SUPPLIED MATERIAL:
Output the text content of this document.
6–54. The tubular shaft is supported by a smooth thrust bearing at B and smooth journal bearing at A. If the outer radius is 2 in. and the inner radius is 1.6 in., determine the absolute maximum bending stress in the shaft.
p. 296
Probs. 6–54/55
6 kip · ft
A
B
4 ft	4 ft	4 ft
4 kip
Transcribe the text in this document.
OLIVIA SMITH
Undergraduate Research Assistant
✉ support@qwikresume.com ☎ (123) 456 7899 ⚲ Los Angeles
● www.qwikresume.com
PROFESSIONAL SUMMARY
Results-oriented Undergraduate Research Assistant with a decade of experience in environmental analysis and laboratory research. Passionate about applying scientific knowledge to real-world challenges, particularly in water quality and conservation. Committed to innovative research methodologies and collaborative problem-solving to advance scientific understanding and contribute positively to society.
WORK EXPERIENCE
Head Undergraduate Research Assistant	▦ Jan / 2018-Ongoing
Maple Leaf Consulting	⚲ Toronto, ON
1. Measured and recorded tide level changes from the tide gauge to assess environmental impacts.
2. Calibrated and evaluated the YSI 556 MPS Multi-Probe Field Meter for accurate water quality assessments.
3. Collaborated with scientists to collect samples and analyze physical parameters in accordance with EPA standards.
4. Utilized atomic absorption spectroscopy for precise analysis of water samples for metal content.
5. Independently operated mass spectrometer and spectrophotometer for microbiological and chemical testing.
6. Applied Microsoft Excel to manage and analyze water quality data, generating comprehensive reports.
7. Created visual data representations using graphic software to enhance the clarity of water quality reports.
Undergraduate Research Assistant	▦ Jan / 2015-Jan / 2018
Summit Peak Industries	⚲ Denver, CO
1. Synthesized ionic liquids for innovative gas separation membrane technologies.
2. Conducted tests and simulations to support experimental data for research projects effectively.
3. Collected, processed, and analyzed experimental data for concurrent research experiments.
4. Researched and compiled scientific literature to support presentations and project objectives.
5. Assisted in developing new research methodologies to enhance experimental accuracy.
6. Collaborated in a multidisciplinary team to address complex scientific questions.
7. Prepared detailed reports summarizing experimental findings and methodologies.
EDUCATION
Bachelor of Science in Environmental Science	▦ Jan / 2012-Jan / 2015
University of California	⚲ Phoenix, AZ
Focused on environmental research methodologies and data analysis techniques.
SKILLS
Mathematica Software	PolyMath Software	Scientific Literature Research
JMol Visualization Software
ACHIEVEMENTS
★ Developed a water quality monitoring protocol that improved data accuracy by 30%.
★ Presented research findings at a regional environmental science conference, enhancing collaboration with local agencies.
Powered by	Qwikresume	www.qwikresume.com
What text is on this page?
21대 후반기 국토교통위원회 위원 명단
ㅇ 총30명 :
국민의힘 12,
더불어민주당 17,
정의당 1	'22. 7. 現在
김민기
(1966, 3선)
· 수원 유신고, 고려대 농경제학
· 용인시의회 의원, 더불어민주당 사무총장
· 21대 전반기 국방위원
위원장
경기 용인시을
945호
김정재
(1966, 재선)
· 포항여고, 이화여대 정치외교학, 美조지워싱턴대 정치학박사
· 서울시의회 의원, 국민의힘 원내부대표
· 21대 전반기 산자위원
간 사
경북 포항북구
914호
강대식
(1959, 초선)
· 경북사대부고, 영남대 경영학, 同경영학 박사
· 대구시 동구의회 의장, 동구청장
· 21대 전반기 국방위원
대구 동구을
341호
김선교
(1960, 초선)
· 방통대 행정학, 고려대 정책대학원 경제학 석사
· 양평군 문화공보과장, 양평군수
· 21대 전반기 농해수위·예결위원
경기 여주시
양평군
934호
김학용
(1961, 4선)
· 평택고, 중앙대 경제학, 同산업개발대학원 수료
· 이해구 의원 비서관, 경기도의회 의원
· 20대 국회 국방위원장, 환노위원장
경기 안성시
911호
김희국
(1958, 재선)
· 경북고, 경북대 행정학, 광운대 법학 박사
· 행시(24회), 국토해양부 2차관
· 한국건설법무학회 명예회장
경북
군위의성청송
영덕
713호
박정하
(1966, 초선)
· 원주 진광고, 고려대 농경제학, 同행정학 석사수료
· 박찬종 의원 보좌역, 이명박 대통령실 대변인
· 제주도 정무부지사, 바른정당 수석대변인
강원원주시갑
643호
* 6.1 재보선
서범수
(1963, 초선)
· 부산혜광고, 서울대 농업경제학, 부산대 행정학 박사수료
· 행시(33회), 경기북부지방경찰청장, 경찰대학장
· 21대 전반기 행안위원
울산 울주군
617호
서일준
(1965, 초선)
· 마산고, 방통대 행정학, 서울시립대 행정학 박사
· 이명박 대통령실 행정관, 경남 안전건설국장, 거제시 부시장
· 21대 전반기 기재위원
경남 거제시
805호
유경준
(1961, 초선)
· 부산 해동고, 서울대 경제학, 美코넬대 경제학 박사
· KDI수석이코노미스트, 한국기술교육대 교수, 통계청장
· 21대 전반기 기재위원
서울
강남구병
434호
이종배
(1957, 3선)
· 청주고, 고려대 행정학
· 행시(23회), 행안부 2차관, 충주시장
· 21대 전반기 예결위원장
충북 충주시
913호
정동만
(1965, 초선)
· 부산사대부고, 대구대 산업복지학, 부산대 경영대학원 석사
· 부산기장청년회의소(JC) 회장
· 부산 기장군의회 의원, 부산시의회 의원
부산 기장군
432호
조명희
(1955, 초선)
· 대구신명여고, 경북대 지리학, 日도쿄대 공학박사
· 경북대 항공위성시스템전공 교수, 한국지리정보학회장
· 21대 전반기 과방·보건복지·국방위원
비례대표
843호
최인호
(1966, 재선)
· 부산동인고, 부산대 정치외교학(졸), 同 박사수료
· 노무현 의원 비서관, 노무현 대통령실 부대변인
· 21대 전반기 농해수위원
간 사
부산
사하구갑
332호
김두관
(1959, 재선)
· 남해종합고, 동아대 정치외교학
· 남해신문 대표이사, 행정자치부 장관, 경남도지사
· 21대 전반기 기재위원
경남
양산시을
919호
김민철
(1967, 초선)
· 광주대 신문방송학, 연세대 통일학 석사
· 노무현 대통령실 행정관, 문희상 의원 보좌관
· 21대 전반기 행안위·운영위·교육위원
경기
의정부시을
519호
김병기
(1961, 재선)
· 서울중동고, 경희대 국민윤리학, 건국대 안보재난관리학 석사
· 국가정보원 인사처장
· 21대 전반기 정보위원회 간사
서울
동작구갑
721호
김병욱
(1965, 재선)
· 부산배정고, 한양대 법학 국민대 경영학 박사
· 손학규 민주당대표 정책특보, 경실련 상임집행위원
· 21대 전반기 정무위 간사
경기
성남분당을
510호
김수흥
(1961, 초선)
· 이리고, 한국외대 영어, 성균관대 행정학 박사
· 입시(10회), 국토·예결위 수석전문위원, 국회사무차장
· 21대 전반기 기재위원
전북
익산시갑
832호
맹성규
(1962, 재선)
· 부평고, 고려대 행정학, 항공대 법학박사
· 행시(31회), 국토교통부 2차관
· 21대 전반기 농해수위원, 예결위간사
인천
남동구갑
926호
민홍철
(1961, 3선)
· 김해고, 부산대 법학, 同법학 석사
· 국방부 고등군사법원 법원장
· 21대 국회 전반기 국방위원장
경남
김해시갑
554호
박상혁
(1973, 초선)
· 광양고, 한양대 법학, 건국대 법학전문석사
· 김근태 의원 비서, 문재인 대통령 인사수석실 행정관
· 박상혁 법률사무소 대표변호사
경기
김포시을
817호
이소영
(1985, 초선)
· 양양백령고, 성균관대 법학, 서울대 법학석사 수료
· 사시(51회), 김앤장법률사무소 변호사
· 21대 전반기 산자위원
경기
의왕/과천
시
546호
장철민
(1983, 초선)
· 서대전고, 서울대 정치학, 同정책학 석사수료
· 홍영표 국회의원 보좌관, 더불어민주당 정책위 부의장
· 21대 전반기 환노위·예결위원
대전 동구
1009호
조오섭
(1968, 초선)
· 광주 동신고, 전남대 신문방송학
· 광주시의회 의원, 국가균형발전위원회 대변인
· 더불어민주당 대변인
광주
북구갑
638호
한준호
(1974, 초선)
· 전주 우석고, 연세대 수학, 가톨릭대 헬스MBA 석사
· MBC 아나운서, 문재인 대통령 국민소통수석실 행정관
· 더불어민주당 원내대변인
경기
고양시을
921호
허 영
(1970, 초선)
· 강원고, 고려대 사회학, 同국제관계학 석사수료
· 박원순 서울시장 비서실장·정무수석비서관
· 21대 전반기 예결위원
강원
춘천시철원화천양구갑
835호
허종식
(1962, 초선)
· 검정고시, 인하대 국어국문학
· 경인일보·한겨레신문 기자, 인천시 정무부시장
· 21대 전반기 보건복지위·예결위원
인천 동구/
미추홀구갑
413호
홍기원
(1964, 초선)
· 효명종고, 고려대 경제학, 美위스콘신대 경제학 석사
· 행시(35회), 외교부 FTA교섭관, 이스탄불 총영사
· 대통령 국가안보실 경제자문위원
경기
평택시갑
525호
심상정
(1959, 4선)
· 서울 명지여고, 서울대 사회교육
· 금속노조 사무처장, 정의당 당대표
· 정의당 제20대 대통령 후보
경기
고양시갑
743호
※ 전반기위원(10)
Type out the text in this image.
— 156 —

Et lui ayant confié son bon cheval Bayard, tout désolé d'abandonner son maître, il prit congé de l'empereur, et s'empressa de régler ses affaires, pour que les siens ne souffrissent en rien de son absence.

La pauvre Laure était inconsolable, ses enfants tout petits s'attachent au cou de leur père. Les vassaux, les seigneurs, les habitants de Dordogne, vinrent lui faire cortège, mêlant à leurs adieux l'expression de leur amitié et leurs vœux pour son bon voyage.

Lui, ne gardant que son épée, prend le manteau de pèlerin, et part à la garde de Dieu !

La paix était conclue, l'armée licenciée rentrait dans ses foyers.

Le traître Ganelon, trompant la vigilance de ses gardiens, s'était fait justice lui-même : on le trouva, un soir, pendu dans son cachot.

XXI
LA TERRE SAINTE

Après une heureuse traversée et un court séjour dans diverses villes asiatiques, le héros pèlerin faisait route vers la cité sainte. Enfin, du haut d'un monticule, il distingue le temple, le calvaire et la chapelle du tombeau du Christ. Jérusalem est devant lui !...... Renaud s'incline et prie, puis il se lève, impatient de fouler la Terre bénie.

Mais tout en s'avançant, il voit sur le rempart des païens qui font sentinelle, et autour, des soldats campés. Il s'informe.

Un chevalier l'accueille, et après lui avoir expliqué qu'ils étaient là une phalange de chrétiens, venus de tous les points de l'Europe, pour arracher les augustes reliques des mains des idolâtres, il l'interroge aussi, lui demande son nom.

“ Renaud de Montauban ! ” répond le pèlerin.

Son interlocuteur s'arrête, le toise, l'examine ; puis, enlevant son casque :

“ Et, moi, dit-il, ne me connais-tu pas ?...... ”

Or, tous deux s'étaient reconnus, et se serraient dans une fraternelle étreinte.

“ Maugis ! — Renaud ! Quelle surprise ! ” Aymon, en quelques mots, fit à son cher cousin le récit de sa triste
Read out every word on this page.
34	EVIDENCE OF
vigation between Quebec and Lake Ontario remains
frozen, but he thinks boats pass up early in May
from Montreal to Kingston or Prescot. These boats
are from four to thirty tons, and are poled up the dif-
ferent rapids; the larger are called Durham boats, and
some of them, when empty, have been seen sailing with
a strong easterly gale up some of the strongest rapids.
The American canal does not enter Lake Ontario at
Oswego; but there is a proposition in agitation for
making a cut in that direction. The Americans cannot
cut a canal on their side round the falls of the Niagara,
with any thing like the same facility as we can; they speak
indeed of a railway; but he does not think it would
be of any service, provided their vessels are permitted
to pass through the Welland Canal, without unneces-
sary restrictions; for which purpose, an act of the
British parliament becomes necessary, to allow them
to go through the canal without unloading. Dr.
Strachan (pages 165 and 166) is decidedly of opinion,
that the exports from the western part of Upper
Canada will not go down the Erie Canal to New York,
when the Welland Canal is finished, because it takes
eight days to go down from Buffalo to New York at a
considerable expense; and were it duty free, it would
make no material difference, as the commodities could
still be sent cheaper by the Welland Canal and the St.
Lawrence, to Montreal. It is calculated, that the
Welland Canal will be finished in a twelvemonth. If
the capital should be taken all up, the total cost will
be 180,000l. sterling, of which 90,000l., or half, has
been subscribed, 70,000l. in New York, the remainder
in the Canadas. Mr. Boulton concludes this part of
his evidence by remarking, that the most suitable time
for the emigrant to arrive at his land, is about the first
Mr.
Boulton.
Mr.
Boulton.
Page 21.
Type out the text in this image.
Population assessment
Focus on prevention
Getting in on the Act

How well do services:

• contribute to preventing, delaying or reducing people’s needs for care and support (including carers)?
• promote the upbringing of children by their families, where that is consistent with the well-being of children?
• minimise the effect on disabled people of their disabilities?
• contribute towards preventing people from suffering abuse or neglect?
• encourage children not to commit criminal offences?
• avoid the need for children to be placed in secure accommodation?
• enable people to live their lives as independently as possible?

WORK TO COMPLETE: Working from the entries above, return all lines that contain "which".

SOLUTION TO THE EXERCISE:
sary restrictions; for which purpose, an act of the
be 180,000l. sterling, of which 90,000l., or half, has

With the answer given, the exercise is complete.